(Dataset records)
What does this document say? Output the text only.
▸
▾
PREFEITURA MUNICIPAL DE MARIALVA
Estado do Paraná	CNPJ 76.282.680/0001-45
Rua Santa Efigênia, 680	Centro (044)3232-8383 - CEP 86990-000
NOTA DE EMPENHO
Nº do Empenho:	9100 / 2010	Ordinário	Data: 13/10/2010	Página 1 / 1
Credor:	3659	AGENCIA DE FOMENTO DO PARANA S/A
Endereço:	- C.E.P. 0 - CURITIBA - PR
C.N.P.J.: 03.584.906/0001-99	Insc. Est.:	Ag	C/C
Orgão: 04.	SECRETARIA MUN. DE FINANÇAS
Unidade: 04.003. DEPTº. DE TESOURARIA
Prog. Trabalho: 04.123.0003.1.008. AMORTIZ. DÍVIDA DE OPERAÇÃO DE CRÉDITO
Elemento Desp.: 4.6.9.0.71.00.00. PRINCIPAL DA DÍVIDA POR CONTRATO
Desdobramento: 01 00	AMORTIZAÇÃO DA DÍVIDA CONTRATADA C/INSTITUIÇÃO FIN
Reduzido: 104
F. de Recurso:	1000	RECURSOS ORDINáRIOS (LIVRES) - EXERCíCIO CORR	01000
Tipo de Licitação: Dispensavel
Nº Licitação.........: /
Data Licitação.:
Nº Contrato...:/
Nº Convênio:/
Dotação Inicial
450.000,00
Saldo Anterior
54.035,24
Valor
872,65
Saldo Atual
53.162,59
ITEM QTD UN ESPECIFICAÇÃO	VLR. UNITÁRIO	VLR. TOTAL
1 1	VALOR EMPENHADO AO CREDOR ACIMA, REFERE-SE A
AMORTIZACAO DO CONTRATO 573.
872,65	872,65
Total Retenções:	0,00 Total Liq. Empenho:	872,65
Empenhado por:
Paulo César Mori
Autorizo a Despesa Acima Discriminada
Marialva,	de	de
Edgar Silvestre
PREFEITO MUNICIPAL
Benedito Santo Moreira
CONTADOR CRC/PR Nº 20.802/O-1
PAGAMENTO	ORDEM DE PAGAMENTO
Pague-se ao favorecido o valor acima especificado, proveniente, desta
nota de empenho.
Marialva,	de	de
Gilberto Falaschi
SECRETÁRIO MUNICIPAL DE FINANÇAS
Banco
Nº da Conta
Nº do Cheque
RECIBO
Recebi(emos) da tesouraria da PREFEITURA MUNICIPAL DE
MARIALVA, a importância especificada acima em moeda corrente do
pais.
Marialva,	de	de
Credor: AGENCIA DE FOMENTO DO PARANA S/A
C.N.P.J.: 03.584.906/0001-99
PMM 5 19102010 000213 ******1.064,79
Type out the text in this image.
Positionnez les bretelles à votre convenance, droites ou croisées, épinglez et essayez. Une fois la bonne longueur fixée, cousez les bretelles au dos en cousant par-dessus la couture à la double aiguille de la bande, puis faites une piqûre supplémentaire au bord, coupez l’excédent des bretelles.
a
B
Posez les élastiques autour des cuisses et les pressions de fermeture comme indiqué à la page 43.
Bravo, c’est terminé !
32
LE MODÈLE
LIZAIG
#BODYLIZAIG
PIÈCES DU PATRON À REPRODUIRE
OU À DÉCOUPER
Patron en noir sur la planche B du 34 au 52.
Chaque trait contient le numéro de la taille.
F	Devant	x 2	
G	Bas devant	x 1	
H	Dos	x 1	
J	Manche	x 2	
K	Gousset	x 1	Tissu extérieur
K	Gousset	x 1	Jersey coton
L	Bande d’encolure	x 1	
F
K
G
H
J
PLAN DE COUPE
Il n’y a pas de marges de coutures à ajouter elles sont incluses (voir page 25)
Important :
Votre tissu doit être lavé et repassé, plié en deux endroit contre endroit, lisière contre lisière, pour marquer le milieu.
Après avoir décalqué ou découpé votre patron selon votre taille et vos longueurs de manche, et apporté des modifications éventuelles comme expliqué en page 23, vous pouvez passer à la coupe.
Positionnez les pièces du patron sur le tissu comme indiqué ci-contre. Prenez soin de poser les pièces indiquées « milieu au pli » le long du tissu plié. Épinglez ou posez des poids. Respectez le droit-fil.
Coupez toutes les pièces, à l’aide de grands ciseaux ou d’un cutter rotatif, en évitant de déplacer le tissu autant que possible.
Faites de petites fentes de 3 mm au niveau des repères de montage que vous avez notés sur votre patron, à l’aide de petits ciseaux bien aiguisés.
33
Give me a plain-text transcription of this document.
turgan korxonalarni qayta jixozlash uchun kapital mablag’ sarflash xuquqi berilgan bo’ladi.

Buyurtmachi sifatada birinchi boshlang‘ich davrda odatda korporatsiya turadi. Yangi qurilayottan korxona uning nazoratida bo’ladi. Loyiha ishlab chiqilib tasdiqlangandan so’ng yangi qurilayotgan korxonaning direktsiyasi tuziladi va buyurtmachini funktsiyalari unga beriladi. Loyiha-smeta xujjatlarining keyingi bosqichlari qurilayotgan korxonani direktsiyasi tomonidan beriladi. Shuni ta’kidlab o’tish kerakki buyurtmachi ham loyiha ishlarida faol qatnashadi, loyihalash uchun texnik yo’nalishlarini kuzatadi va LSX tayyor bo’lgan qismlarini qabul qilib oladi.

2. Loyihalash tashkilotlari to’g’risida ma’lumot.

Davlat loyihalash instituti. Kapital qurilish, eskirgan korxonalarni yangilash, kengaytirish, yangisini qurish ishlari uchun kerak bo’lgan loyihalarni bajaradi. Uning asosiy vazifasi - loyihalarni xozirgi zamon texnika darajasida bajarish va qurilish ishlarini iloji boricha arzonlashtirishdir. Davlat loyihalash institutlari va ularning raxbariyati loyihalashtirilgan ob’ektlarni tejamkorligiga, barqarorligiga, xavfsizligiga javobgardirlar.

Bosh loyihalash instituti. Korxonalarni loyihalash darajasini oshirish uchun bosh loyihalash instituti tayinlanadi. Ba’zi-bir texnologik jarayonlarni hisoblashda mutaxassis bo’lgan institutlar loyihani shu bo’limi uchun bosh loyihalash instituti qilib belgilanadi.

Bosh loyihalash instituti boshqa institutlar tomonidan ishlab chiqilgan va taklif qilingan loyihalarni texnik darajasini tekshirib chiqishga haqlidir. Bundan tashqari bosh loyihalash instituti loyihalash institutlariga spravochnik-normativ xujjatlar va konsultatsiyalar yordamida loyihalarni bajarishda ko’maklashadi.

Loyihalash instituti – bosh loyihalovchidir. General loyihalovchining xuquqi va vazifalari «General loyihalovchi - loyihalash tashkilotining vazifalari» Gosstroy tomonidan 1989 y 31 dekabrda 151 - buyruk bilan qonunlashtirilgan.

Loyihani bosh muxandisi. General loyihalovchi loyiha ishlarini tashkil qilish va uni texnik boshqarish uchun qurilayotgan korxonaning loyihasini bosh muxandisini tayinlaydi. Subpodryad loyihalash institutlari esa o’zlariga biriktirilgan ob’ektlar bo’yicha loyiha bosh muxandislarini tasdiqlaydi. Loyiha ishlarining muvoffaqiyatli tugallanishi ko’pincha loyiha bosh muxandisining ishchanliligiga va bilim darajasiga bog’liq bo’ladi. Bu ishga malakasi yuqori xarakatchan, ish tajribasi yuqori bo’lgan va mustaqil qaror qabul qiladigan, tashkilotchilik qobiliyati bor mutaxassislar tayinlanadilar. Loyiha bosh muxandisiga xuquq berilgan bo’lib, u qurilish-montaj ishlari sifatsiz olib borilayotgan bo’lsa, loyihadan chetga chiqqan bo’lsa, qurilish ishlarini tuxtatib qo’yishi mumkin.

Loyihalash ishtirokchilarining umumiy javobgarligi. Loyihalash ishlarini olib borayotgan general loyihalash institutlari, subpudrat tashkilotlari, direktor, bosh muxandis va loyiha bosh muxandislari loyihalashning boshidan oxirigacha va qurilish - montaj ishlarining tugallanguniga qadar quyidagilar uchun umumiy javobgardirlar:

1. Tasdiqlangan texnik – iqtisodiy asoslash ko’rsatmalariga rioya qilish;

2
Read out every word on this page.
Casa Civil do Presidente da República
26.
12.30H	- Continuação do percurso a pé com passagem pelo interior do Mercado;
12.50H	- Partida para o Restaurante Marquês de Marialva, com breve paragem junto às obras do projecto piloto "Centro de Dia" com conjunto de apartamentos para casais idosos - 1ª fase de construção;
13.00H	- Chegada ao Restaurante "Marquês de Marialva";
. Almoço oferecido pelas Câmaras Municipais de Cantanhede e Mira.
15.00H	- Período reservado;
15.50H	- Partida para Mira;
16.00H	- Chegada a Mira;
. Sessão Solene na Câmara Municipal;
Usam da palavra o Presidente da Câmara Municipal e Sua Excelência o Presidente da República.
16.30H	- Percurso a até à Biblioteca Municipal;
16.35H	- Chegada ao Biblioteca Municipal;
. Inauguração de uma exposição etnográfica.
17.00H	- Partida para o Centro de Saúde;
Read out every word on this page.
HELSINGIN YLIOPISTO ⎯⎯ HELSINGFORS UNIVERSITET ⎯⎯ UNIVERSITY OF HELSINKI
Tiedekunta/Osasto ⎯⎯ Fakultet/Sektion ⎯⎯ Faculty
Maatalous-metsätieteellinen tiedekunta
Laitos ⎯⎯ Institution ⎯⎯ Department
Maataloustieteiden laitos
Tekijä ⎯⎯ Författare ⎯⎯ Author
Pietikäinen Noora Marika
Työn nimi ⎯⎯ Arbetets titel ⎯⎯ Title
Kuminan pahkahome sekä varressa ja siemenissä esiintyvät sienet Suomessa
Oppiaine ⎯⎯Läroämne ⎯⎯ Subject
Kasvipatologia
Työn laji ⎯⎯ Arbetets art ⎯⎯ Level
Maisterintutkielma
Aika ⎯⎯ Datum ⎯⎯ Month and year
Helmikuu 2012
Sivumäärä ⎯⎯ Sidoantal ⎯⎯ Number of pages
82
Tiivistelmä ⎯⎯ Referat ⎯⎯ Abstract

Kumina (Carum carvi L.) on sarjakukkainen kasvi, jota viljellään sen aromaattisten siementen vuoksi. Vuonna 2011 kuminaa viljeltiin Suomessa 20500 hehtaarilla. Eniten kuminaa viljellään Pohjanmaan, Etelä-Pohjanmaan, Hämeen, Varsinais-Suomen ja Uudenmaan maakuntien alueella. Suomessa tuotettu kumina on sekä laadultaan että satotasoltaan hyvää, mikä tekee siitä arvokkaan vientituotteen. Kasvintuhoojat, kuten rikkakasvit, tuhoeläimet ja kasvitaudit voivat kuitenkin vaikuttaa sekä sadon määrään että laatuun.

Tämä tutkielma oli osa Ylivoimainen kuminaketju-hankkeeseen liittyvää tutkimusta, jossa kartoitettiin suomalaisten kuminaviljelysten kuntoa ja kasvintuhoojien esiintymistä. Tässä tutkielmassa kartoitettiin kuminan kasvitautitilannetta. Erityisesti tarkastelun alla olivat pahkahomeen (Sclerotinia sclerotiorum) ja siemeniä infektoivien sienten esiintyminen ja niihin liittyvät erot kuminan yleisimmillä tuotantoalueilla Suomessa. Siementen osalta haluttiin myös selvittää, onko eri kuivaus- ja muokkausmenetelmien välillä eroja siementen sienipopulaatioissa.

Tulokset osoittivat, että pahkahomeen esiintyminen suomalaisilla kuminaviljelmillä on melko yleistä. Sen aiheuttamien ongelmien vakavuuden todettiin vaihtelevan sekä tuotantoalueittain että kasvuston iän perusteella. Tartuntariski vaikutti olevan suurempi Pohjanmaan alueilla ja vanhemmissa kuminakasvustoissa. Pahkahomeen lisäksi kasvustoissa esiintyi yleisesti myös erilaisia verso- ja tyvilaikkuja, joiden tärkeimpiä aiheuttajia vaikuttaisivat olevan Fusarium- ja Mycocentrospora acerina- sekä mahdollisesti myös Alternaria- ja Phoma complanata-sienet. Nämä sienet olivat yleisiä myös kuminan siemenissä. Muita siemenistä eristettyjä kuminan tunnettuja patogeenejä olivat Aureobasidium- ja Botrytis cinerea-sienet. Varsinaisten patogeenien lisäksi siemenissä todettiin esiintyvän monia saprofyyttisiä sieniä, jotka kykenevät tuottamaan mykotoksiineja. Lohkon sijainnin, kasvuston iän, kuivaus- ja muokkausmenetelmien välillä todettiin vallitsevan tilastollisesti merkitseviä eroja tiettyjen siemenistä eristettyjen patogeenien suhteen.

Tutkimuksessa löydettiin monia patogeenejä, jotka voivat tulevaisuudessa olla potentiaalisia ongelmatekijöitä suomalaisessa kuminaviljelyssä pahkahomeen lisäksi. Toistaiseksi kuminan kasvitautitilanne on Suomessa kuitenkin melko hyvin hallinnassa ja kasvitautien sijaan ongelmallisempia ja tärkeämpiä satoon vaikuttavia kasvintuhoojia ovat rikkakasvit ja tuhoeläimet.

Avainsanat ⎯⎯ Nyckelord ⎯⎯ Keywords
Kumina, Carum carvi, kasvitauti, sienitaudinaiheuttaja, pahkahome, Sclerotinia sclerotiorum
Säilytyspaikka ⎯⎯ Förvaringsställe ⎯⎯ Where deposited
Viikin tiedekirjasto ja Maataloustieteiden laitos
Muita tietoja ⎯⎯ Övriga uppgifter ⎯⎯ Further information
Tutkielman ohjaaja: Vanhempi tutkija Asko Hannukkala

• The task
Copy whichever lines in the listing above contain the word "Licitação".

• Solved problem
Tipo de Licitação: Dispensavel
Nº Licitação.........: /
Data Licitação.:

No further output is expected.